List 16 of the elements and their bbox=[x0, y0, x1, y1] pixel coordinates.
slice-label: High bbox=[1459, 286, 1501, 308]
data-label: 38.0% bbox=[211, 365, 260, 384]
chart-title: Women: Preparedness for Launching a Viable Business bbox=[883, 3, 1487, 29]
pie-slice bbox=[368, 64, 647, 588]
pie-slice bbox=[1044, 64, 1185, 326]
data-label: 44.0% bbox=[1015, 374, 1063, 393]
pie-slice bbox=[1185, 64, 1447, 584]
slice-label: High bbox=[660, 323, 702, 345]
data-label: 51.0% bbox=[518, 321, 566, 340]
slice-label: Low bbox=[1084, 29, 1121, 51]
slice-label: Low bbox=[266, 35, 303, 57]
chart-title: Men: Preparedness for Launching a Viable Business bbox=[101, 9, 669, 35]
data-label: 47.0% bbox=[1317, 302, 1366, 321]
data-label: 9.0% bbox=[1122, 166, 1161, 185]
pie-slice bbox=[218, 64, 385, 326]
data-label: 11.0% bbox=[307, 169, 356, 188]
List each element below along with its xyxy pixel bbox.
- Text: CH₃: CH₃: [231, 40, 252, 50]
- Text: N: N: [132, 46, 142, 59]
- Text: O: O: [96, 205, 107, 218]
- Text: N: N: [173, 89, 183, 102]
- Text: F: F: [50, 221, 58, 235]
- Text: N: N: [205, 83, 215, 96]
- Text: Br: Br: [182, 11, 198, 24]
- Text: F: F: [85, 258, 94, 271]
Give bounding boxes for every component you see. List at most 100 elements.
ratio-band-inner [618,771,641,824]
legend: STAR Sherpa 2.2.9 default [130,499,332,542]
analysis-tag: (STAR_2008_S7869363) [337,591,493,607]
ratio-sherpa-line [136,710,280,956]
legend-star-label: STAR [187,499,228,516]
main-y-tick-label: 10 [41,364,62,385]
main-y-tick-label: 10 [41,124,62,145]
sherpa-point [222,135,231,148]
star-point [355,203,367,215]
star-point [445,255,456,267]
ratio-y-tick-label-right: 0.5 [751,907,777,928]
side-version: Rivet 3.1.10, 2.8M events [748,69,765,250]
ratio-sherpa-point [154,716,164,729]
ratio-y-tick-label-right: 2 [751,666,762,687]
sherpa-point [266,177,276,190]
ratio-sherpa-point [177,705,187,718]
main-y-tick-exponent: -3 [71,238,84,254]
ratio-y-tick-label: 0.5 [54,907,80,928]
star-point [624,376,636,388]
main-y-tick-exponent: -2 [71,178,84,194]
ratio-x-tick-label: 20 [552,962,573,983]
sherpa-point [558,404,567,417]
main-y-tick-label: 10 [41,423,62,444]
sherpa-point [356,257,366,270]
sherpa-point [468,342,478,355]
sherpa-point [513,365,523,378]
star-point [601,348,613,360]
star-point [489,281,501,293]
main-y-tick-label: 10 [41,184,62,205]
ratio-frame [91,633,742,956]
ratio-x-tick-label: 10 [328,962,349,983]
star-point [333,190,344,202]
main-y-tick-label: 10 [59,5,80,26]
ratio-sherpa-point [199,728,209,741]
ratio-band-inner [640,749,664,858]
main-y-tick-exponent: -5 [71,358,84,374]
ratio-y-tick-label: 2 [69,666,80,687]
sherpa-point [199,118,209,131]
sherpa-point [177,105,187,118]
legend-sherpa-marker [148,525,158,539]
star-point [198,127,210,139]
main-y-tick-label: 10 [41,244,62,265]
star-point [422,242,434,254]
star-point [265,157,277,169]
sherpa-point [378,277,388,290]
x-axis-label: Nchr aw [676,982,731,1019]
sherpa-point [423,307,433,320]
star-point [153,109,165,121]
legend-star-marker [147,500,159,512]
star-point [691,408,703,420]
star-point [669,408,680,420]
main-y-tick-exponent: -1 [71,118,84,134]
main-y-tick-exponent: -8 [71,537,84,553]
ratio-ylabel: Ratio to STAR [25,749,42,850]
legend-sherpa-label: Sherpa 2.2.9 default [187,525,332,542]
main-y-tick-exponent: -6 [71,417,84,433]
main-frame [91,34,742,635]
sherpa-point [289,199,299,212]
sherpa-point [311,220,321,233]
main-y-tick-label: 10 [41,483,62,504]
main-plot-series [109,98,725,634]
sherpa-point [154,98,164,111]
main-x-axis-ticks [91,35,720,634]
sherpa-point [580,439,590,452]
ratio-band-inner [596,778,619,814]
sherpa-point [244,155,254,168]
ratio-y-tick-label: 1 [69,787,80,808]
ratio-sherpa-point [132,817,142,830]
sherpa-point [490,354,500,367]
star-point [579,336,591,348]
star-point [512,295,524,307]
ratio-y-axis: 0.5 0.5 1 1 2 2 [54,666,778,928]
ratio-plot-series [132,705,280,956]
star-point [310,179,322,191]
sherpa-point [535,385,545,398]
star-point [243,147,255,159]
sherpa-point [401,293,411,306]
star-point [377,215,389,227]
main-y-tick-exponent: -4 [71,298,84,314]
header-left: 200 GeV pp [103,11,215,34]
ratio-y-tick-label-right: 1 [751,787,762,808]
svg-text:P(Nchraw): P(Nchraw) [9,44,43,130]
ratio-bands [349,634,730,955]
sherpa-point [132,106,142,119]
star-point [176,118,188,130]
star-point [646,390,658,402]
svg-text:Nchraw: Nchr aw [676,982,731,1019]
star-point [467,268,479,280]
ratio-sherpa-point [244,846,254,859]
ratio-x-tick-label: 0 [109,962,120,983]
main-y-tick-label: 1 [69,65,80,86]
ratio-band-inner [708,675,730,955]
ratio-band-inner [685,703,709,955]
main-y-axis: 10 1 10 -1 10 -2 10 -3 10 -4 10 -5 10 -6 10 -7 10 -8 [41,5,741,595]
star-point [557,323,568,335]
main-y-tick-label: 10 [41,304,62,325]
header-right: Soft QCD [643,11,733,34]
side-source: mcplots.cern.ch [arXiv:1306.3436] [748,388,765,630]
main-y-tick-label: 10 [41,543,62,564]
------------------------------------
> _Given exercise_: Can you give the lines above again with "Preparedness" renamed to "Readiness" everywhere it occurs, keeping everything else the same?

> _Solution_:
List 16 of the elements and their bbox=[x0, y0, x1, y1] pixel coordinates.
slice-label: High bbox=[1459, 286, 1501, 308]
data-label: 38.0% bbox=[211, 365, 260, 384]
chart-title: Women: Readiness for Launching a Viable Business bbox=[883, 3, 1487, 29]
pie-slice bbox=[368, 64, 647, 588]
pie-slice bbox=[1044, 64, 1185, 326]
data-label: 44.0% bbox=[1015, 374, 1063, 393]
pie-slice bbox=[1185, 64, 1447, 584]
slice-label: High bbox=[660, 323, 702, 345]
data-label: 51.0% bbox=[518, 321, 566, 340]
slice-label: Low bbox=[1084, 29, 1121, 51]
slice-label: Low bbox=[266, 35, 303, 57]
chart-title: Men: Readiness for Launching a Viable Business bbox=[101, 9, 669, 35]
data-label: 47.0% bbox=[1317, 302, 1366, 321]
data-label: 9.0% bbox=[1122, 166, 1161, 185]
pie-slice bbox=[218, 64, 385, 326]
data-label: 11.0% bbox=[307, 169, 356, 188]
List each element below along with its xyxy pixel bbox.
- Text: CH₃: CH₃: [231, 40, 252, 50]
- Text: N: N: [132, 46, 142, 59]
- Text: O: O: [96, 205, 107, 218]
- Text: N: N: [173, 89, 183, 102]
- Text: F: F: [50, 221, 58, 235]
- Text: N: N: [205, 83, 215, 96]
- Text: Br: Br: [182, 11, 198, 24]
- Text: F: F: [85, 258, 94, 271]
Give bounding boxes for every component you see. List at most 100 elements.
ratio-band-inner [618,771,641,824]
legend: STAR Sherpa 2.2.9 default [130,499,332,542]
analysis-tag: (STAR_2008_S7869363) [337,591,493,607]
ratio-sherpa-line [136,710,280,956]
legend-star-label: STAR [187,499,228,516]
main-y-tick-label: 10 [41,364,62,385]
main-y-tick-label: 10 [41,124,62,145]
sherpa-point [222,135,231,148]
star-point [355,203,367,215]
star-point [445,255,456,267]
ratio-y-tick-label-right: 0.5 [751,907,777,928]
side-version: Rivet 3.1.10, 2.8M events [748,69,765,250]
ratio-sherpa-point [154,716,164,729]
ratio-y-tick-label-right: 2 [751,666,762,687]
sherpa-point [266,177,276,190]
ratio-sherpa-point [177,705,187,718]
main-y-tick-exponent: -3 [71,238,84,254]
ratio-y-tick-label: 0.5 [54,907,80,928]
star-point [624,376,636,388]
main-y-tick-exponent: -2 [71,178,84,194]
ratio-x-tick-label: 20 [552,962,573,983]
sherpa-point [558,404,567,417]
main-y-tick-label: 10 [41,423,62,444]
sherpa-point [356,257,366,270]
sherpa-point [468,342,478,355]
sherpa-point [513,365,523,378]
star-point [601,348,613,360]
star-point [489,281,501,293]
main-y-tick-label: 10 [41,184,62,205]
ratio-frame [91,633,742,956]
ratio-x-tick-label: 10 [328,962,349,983]
star-point [333,190,344,202]
main-y-tick-label: 10 [59,5,80,26]
ratio-sherpa-point [199,728,209,741]
ratio-band-inner [640,749,664,858]
main-y-tick-exponent: -5 [71,358,84,374]
ratio-y-tick-label: 2 [69,666,80,687]
sherpa-point [199,118,209,131]
sherpa-point [177,105,187,118]
legend-sherpa-marker [148,525,158,539]
star-point [198,127,210,139]
main-y-tick-label: 10 [41,244,62,265]
star-point [422,242,434,254]
star-point [265,157,277,169]
sherpa-point [378,277,388,290]
x-axis-label: Nchr aw [676,982,731,1019]
sherpa-point [423,307,433,320]
star-point [153,109,165,121]
legend-star-marker [147,500,159,512]
star-point [691,408,703,420]
star-point [669,408,680,420]
main-y-tick-exponent: -1 [71,118,84,134]
main-y-tick-exponent: -8 [71,537,84,553]
ratio-ylabel: Ratio to STAR [25,749,42,850]
legend-sherpa-label: Sherpa 2.2.9 default [187,525,332,542]
main-y-tick-exponent: -6 [71,417,84,433]
main-frame [91,34,742,635]
sherpa-point [289,199,299,212]
sherpa-point [311,220,321,233]
main-y-tick-label: 10 [41,483,62,504]
main-plot-series [109,98,725,634]
sherpa-point [154,98,164,111]
main-x-axis-ticks [91,35,720,634]
sherpa-point [580,439,590,452]
ratio-band-inner [596,778,619,814]
sherpa-point [244,155,254,168]
ratio-y-tick-label: 1 [69,787,80,808]
ratio-sherpa-point [132,817,142,830]
sherpa-point [490,354,500,367]
star-point [579,336,591,348]
star-point [512,295,524,307]
ratio-y-axis: 0.5 0.5 1 1 2 2 [54,666,778,928]
ratio-plot-series [132,705,280,956]
star-point [310,179,322,191]
sherpa-point [535,385,545,398]
star-point [243,147,255,159]
sherpa-point [401,293,411,306]
star-point [377,215,389,227]
main-y-tick-exponent: -4 [71,298,84,314]
header-left: 200 GeV pp [103,11,215,34]
ratio-y-tick-label-right: 1 [751,787,762,808]
svg-text:P(Nchraw): P(Nchraw) [9,44,43,130]
ratio-bands [349,634,730,955]
sherpa-point [132,106,142,119]
star-point [176,118,188,130]
star-point [646,390,658,402]
svg-text:Nchraw: Nchr aw [676,982,731,1019]
star-point [467,268,479,280]
ratio-sherpa-point [244,846,254,859]
ratio-x-tick-label: 0 [109,962,120,983]
main-y-tick-label: 1 [69,65,80,86]
ratio-band-inner [708,675,730,955]
ratio-band-inner [685,703,709,955]
main-y-axis: 10 1 10 -1 10 -2 10 -3 10 -4 10 -5 10 -6 10 -7 10 -8 [41,5,741,595]
star-point [557,323,568,335]
main-y-tick-label: 10 [41,304,62,325]
header-right: Soft QCD [643,11,733,34]
side-source: mcplots.cern.ch [arXiv:1306.3436] [748,388,765,630]
main-y-tick-label: 10 [41,543,62,564]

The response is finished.